- [Data excerpts]:
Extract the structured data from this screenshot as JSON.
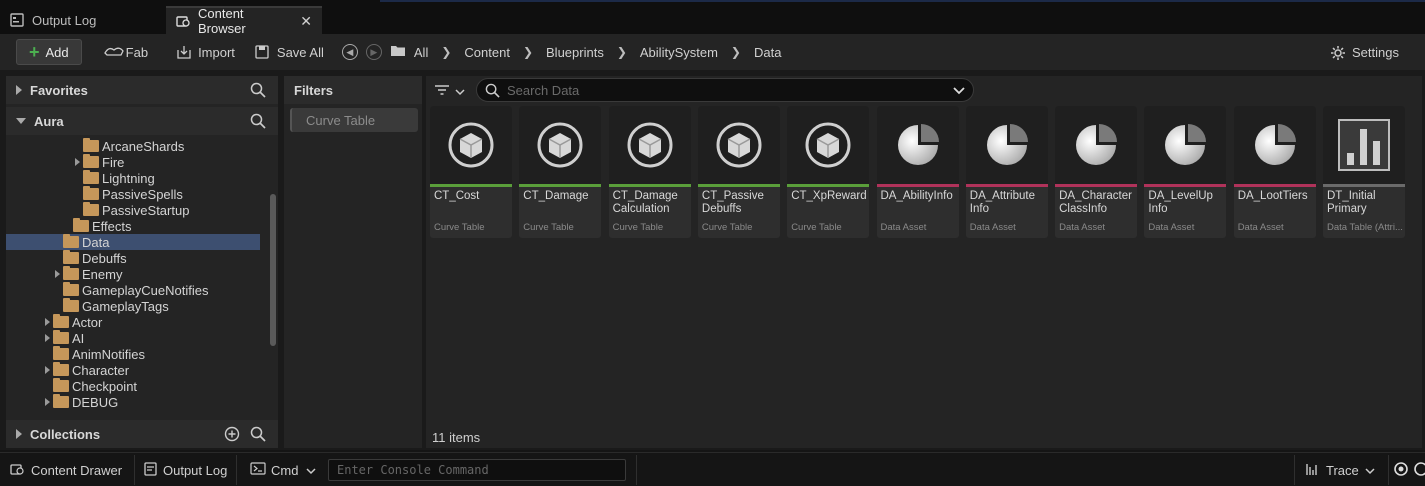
{
  "tabs": [
    {
      "label": "Output Log",
      "icon": "output-log-icon"
    },
    {
      "label": "Content Browser",
      "icon": "content-browser-icon",
      "active": true
    }
  ],
  "toolbar": {
    "add_label": "Add",
    "fab_label": "Fab",
    "import_label": "Import",
    "save_all_label": "Save All",
    "settings_label": "Settings"
  },
  "breadcrumbs": [
    "All",
    "Content",
    "Blueprints",
    "AbilitySystem",
    "Data"
  ],
  "sidebar": {
    "favorites_label": "Favorites",
    "root_label": "Aura",
    "collections_label": "Collections",
    "tree": [
      {
        "label": "ArcaneShards",
        "expand": false
      },
      {
        "label": "Fire",
        "expand": true
      },
      {
        "label": "Lightning",
        "expand": false
      },
      {
        "label": "PassiveSpells",
        "expand": false
      },
      {
        "label": "PassiveStartup",
        "expand": false
      },
      {
        "label": "Effects",
        "expand": false
      },
      {
        "label": "Data",
        "expand": false,
        "selected": true
      },
      {
        "label": "Debuffs",
        "expand": false
      },
      {
        "label": "Enemy",
        "expand": true
      },
      {
        "label": "GameplayCueNotifies",
        "expand": false
      },
      {
        "label": "GameplayTags",
        "expand": false
      },
      {
        "label": "Actor",
        "expand": true
      },
      {
        "label": "AI",
        "expand": true
      },
      {
        "label": "AnimNotifies",
        "expand": false
      },
      {
        "label": "Character",
        "expand": true
      },
      {
        "label": "Checkpoint",
        "expand": false
      },
      {
        "label": "DEBUG",
        "expand": true
      }
    ]
  },
  "filters": {
    "header": "Filters",
    "active_filter": "Curve Table"
  },
  "content": {
    "search_placeholder": "Search Data",
    "item_count": "11 items",
    "assets": [
      {
        "name": "CT_Cost",
        "type": "Curve Table",
        "kind": "curve"
      },
      {
        "name": "CT_Damage",
        "type": "Curve Table",
        "kind": "curve"
      },
      {
        "name": "CT_Damage Calculation Coefficients",
        "type": "Curve Table",
        "kind": "curve"
      },
      {
        "name": "CT_Passive Debuffs",
        "type": "Curve Table",
        "kind": "curve"
      },
      {
        "name": "CT_XpReward",
        "type": "Curve Table",
        "kind": "curve"
      },
      {
        "name": "DA_AbilityInfo",
        "type": "Data Asset",
        "kind": "asset"
      },
      {
        "name": "DA_Attribute Info",
        "type": "Data Asset",
        "kind": "asset"
      },
      {
        "name": "DA_Character ClassInfo",
        "type": "Data Asset",
        "kind": "asset"
      },
      {
        "name": "DA_LevelUp Info",
        "type": "Data Asset",
        "kind": "asset"
      },
      {
        "name": "DA_LootTiers",
        "type": "Data Asset",
        "kind": "asset"
      },
      {
        "name": "DT_Initial Primary Values",
        "type": "Data Table (Attri...",
        "kind": "table"
      }
    ]
  },
  "colors": {
    "curve_table_accent": "#5a9e3a",
    "data_asset_accent": "#b0325a",
    "data_table_accent": "#6a6a6a",
    "selection": "#3d4f70",
    "add_plus": "#4caf50"
  },
  "statusbar": {
    "content_drawer_label": "Content Drawer",
    "output_log_label": "Output Log",
    "cmd_label": "Cmd",
    "console_placeholder": "Enter Console Command",
    "trace_label": "Trace"
  }
}
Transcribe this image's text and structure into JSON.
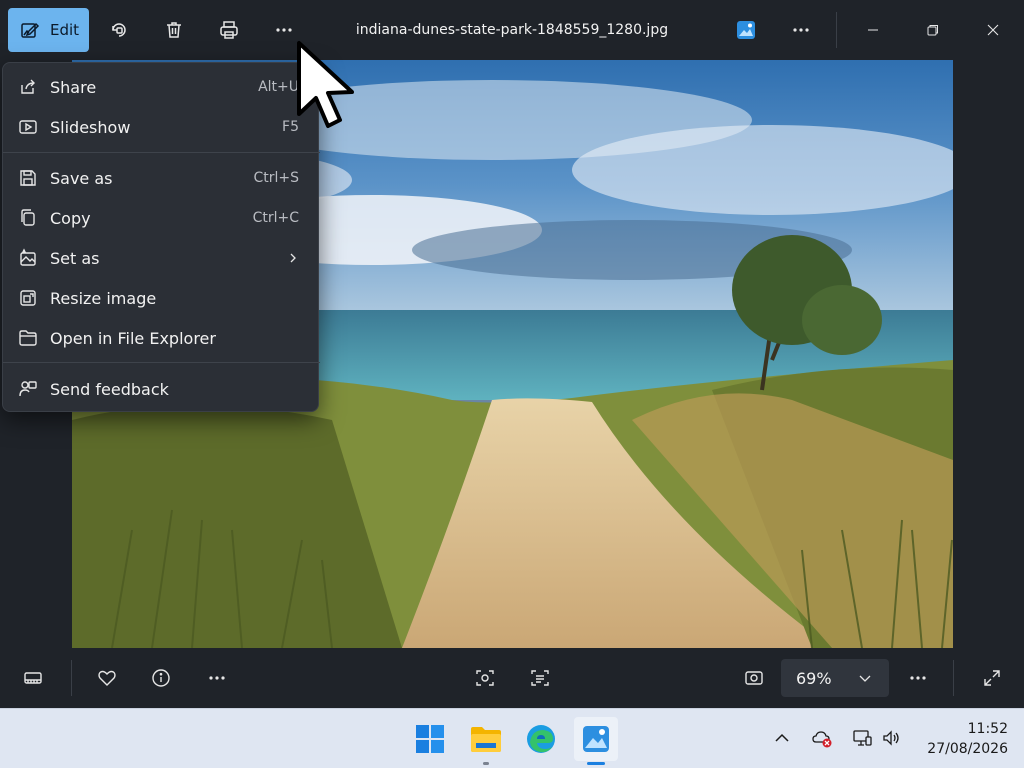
{
  "app": {
    "edit_label": "Edit",
    "file_title": "indiana-dunes-state-park-1848559_1280.jpg"
  },
  "toolbar": {
    "icons": [
      "edit-icon",
      "rotate-icon",
      "delete-icon",
      "print-icon",
      "more-icon",
      "photos-app-icon",
      "more-icon"
    ]
  },
  "menu": {
    "items": [
      {
        "label": "Share",
        "shortcut": "Alt+U",
        "icon": "share-icon"
      },
      {
        "label": "Slideshow",
        "shortcut": "F5",
        "icon": "slideshow-icon"
      },
      {
        "label": "Save as",
        "shortcut": "Ctrl+S",
        "icon": "save-icon"
      },
      {
        "label": "Copy",
        "shortcut": "Ctrl+C",
        "icon": "copy-icon"
      },
      {
        "label": "Set as",
        "shortcut": "",
        "icon": "set-as-icon"
      },
      {
        "label": "Resize image",
        "shortcut": "",
        "icon": "resize-icon"
      },
      {
        "label": "Open in File Explorer",
        "shortcut": "",
        "icon": "folder-icon"
      },
      {
        "label": "Send feedback",
        "shortcut": "",
        "icon": "feedback-icon"
      }
    ]
  },
  "bottombar": {
    "zoom_value": "69%",
    "icons": [
      "filmstrip-icon",
      "favorite-icon",
      "info-icon",
      "more-icon",
      "visual-search-icon",
      "text-scan-icon",
      "fit-icon",
      "more-icon",
      "fullscreen-icon"
    ]
  },
  "taskbar": {
    "time": "11:52",
    "date": "27/08/2026",
    "apps": [
      "windows-start-icon",
      "file-explorer-icon",
      "edge-icon",
      "photos-icon"
    ],
    "tray": [
      "show-hidden-icon",
      "onedrive-error-icon",
      "network-icon",
      "volume-icon"
    ]
  },
  "colors": {
    "accent": "#6cb4ee",
    "background": "#1f2329",
    "menu_bg": "#2b2f36",
    "taskbar_bg": "#dfe6f2"
  }
}
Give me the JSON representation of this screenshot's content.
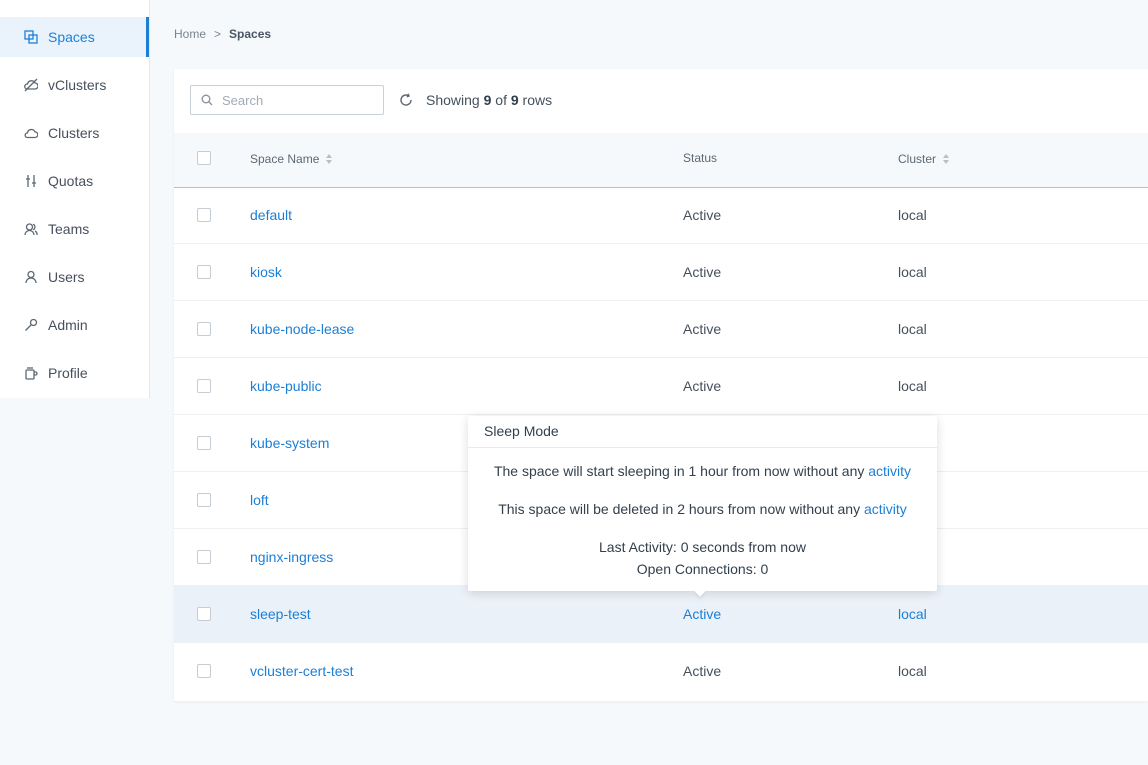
{
  "sidebar": {
    "items": [
      {
        "label": "Spaces",
        "icon": "spaces-icon"
      },
      {
        "label": "vClusters",
        "icon": "vclusters-icon"
      },
      {
        "label": "Clusters",
        "icon": "clusters-icon"
      },
      {
        "label": "Quotas",
        "icon": "quotas-icon"
      },
      {
        "label": "Teams",
        "icon": "teams-icon"
      },
      {
        "label": "Users",
        "icon": "users-icon"
      },
      {
        "label": "Admin",
        "icon": "admin-icon"
      },
      {
        "label": "Profile",
        "icon": "profile-icon"
      }
    ],
    "active": "Spaces"
  },
  "breadcrumb": {
    "home": "Home",
    "separator": ">",
    "current": "Spaces"
  },
  "toolbar": {
    "search_placeholder": "Search",
    "showing_prefix": "Showing",
    "shown": "9",
    "of": "of",
    "total": "9",
    "suffix": "rows"
  },
  "table": {
    "columns": {
      "name": "Space Name",
      "status": "Status",
      "cluster": "Cluster"
    },
    "rows": [
      {
        "name": "default",
        "status": "Active",
        "cluster": "local"
      },
      {
        "name": "kiosk",
        "status": "Active",
        "cluster": "local"
      },
      {
        "name": "kube-node-lease",
        "status": "Active",
        "cluster": "local"
      },
      {
        "name": "kube-public",
        "status": "Active",
        "cluster": "local"
      },
      {
        "name": "kube-system",
        "status": "",
        "cluster": ""
      },
      {
        "name": "loft",
        "status": "",
        "cluster": ""
      },
      {
        "name": "nginx-ingress",
        "status": "",
        "cluster": ""
      },
      {
        "name": "sleep-test",
        "status": "Active",
        "cluster": "local"
      },
      {
        "name": "vcluster-cert-test",
        "status": "Active",
        "cluster": "local"
      }
    ],
    "highlighted_row": "sleep-test"
  },
  "tooltip": {
    "title": "Sleep Mode",
    "line1_text": "The space will start sleeping in 1 hour from now without any ",
    "line1_link": "activity",
    "line2_text": "This space will be deleted in 2 hours from now without any ",
    "line2_link": "activity",
    "last_activity": "Last Activity: 0 seconds from now",
    "open_connections": "Open Connections: 0"
  },
  "colors": {
    "accent": "#1c7fd6",
    "highlight_row": "#ebf1f8",
    "sidebar_active_bg": "#eaf3fc"
  }
}
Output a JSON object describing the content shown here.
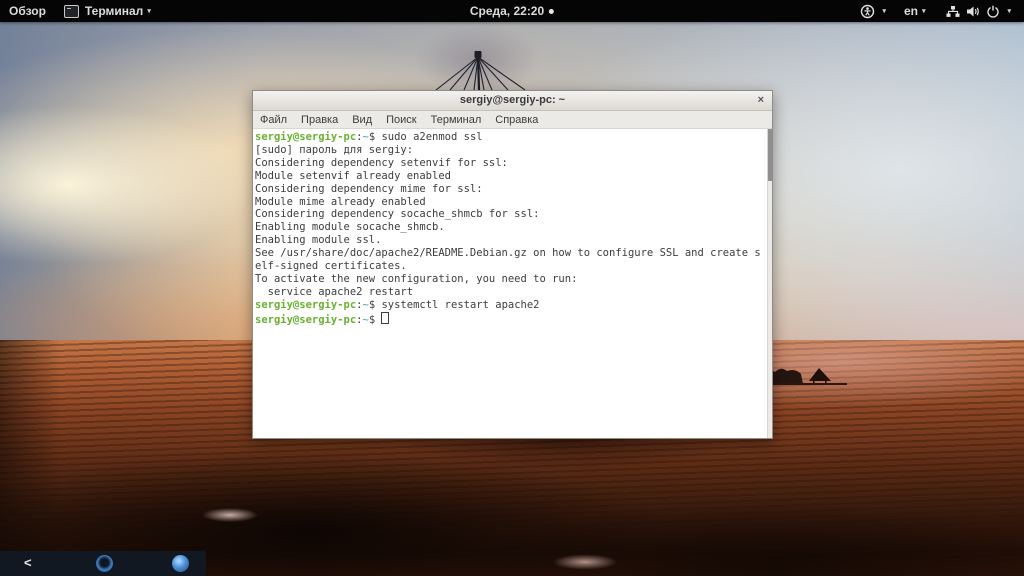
{
  "top_bar": {
    "activities_label": "Обзор",
    "app_menu": {
      "label": "Терминал"
    },
    "caret": "▾",
    "clock": "Среда, 22:20",
    "keyboard_layout": "en"
  },
  "window": {
    "title": "sergiy@sergiy-pc: ~",
    "close_label": "×",
    "menu_items": [
      "Файл",
      "Правка",
      "Вид",
      "Поиск",
      "Терминал",
      "Справка"
    ],
    "terminal": {
      "prompt_user": "sergiy@sergiy-pc",
      "prompt_sep": ":",
      "prompt_path": "~",
      "prompt_symbol": "$",
      "lines": [
        {
          "type": "prompt",
          "command": "sudo a2enmod ssl"
        },
        {
          "type": "output",
          "text": "[sudo] пароль для sergiy: "
        },
        {
          "type": "output",
          "text": "Considering dependency setenvif for ssl:"
        },
        {
          "type": "output",
          "text": "Module setenvif already enabled"
        },
        {
          "type": "output",
          "text": "Considering dependency mime for ssl:"
        },
        {
          "type": "output",
          "text": "Module mime already enabled"
        },
        {
          "type": "output",
          "text": "Considering dependency socache_shmcb for ssl:"
        },
        {
          "type": "output",
          "text": "Enabling module socache_shmcb."
        },
        {
          "type": "output",
          "text": "Enabling module ssl."
        },
        {
          "type": "output",
          "text": "See /usr/share/doc/apache2/README.Debian.gz on how to configure SSL and create s"
        },
        {
          "type": "output",
          "text": "elf-signed certificates."
        },
        {
          "type": "output",
          "text": "To activate the new configuration, you need to run:"
        },
        {
          "type": "output",
          "text": "  service apache2 restart"
        },
        {
          "type": "prompt",
          "command": "systemctl restart apache2"
        },
        {
          "type": "prompt",
          "command": "",
          "cursor": true
        }
      ]
    }
  },
  "dock": {
    "chevron": "<"
  },
  "colors": {
    "prompt_green": "#6ab02f",
    "prompt_path_teal": "#45a39b",
    "terminal_text": "#3d3d3d",
    "terminal_bg": "#ffffff",
    "top_bar_bg": "#050505"
  }
}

- [Exercise instructions]: Locate the lines above that contain "Debuffs" and copy them.

- [Reply]:
        "label": "Debuffs",
        "name": "CT_Passive Debuffs",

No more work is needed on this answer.